WHAT TO WORK ON.
Can you return the rows below verbatim, starting at the line that contains "97, 35, 115]" and stopping after the line that contains "8, 953, 24]"?

[Block of data]
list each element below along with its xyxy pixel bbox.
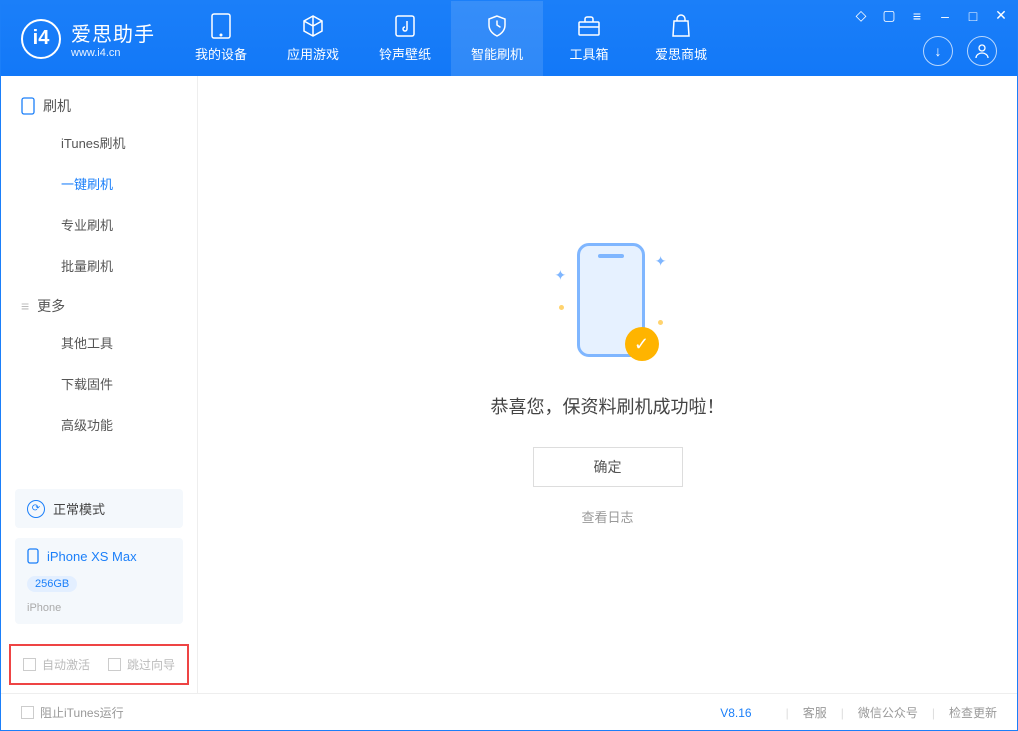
phone-icon	[21, 97, 35, 115]
device-storage: 256GB	[27, 576, 77, 592]
checkbox-icon[interactable]	[23, 658, 36, 671]
device-icon	[209, 14, 233, 38]
sidebar-section-more: ≡ 更多	[21, 296, 177, 316]
sidebar-item-pro[interactable]: 专业刷机	[21, 204, 177, 245]
app-logo-icon: i4	[21, 19, 61, 59]
nav-store[interactable]: 爱思商城	[635, 1, 727, 76]
sidebar-item-firmware[interactable]: 下载固件	[21, 363, 177, 404]
list-icon: ≡	[21, 298, 29, 314]
device-card[interactable]: iPhone XS Max 256GB iPhone	[15, 538, 183, 624]
wechat-link[interactable]: 微信公众号	[858, 704, 918, 721]
checkbox-icon[interactable]	[108, 658, 121, 671]
footer: 阻止iTunes运行 V8.16 | 客服 | 微信公众号 | 检查更新	[1, 693, 1017, 731]
success-message: 恭喜您，保资料刷机成功啦！	[491, 393, 725, 419]
option-skip-guide[interactable]: 跳过向导	[108, 656, 175, 673]
minimize-icon[interactable]: –	[937, 8, 953, 24]
sidebar-item-advanced[interactable]: 高级功能	[21, 404, 177, 445]
nav-apps[interactable]: 应用游戏	[267, 1, 359, 76]
theme-icon[interactable]: ◇	[853, 7, 869, 24]
download-button[interactable]: ↓	[923, 36, 953, 66]
app-title: 爱思助手	[71, 18, 155, 47]
support-link[interactable]: 客服	[803, 704, 827, 721]
options-highlight: 自动激活 跳过向导	[9, 644, 189, 685]
feedback-icon[interactable]: ▢	[881, 7, 897, 24]
bag-icon	[669, 14, 693, 38]
nav-flash[interactable]: 智能刷机	[451, 1, 543, 76]
cube-icon	[301, 14, 325, 38]
check-badge-icon: ✓	[625, 327, 659, 361]
sidebar-item-itunes[interactable]: iTunes刷机	[21, 122, 177, 163]
sidebar-item-oneclick[interactable]: 一键刷机	[21, 163, 177, 204]
view-log-link[interactable]: 查看日志	[581, 507, 633, 526]
close-icon[interactable]: ✕	[993, 7, 1009, 24]
top-nav: 我的设备 应用游戏 铃声壁纸 智能刷机 工具箱 爱思商城	[175, 1, 727, 76]
window-controls: ◇ ▢ ≡ – □ ✕	[853, 7, 1009, 24]
nav-wallpaper[interactable]: 铃声壁纸	[359, 1, 451, 76]
version-label: V8.16	[720, 706, 751, 720]
main-content: ✦✦ ✓ 恭喜您，保资料刷机成功啦！ 确定 查看日志	[198, 76, 1017, 693]
toolbox-icon	[577, 14, 601, 38]
mode-card[interactable]: ⟳ 正常模式	[15, 489, 183, 528]
sidebar-section-flash: 刷机	[21, 96, 177, 116]
shield-icon	[485, 14, 509, 38]
option-auto-activate[interactable]: 自动激活	[23, 656, 90, 673]
header: i4 爱思助手 www.i4.cn 我的设备 应用游戏 铃声壁纸 智能刷机 工具…	[1, 1, 1017, 76]
music-icon	[393, 14, 417, 38]
ok-button[interactable]: 确定	[533, 447, 683, 487]
phone-icon	[27, 548, 39, 564]
nav-toolbox[interactable]: 工具箱	[543, 1, 635, 76]
app-subtitle: www.i4.cn	[71, 47, 155, 59]
mode-icon: ⟳	[27, 500, 45, 518]
menu-icon[interactable]: ≡	[909, 8, 925, 24]
device-type: iPhone	[27, 602, 61, 614]
nav-my-device[interactable]: 我的设备	[175, 1, 267, 76]
sidebar-item-batch[interactable]: 批量刷机	[21, 245, 177, 286]
sidebar: 刷机 iTunes刷机 一键刷机 专业刷机 批量刷机 ≡ 更多 其他工具 下载固…	[1, 76, 198, 693]
sidebar-item-other[interactable]: 其他工具	[21, 322, 177, 363]
maximize-icon[interactable]: □	[965, 8, 981, 24]
update-link[interactable]: 检查更新	[949, 704, 997, 721]
success-illustration: ✦✦ ✓	[563, 243, 653, 363]
checkbox-icon[interactable]	[21, 706, 34, 719]
user-button[interactable]	[967, 36, 997, 66]
logo: i4 爱思助手 www.i4.cn	[1, 18, 175, 59]
option-block-itunes[interactable]: 阻止iTunes运行	[21, 704, 124, 721]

RESPONSE BELOW.
phone-icon	[21, 97, 35, 115]
device-storage: 256GB	[27, 576, 77, 592]
checkbox-icon[interactable]	[23, 658, 36, 671]
device-icon	[209, 14, 233, 38]
sidebar-section-more: ≡ 更多	[21, 296, 177, 316]
sidebar-item-pro[interactable]: 专业刷机	[21, 204, 177, 245]
app-logo-icon: i4	[21, 19, 61, 59]
nav-store[interactable]: 爱思商城	[635, 1, 727, 76]
sidebar-item-firmware[interactable]: 下载固件	[21, 363, 177, 404]
list-icon: ≡	[21, 298, 29, 314]
device-card[interactable]: iPhone XS Max 256GB iPhone	[15, 538, 183, 624]
wechat-link[interactable]: 微信公众号	[858, 704, 918, 721]
checkbox-icon[interactable]	[108, 658, 121, 671]
footer: 阻止iTunes运行 V8.16 | 客服 | 微信公众号 | 检查更新	[1, 693, 1017, 731]
success-message: 恭喜您，保资料刷机成功啦！	[491, 393, 725, 419]
option-skip-guide[interactable]: 跳过向导	[108, 656, 175, 673]
minimize-icon[interactable]: –	[937, 8, 953, 24]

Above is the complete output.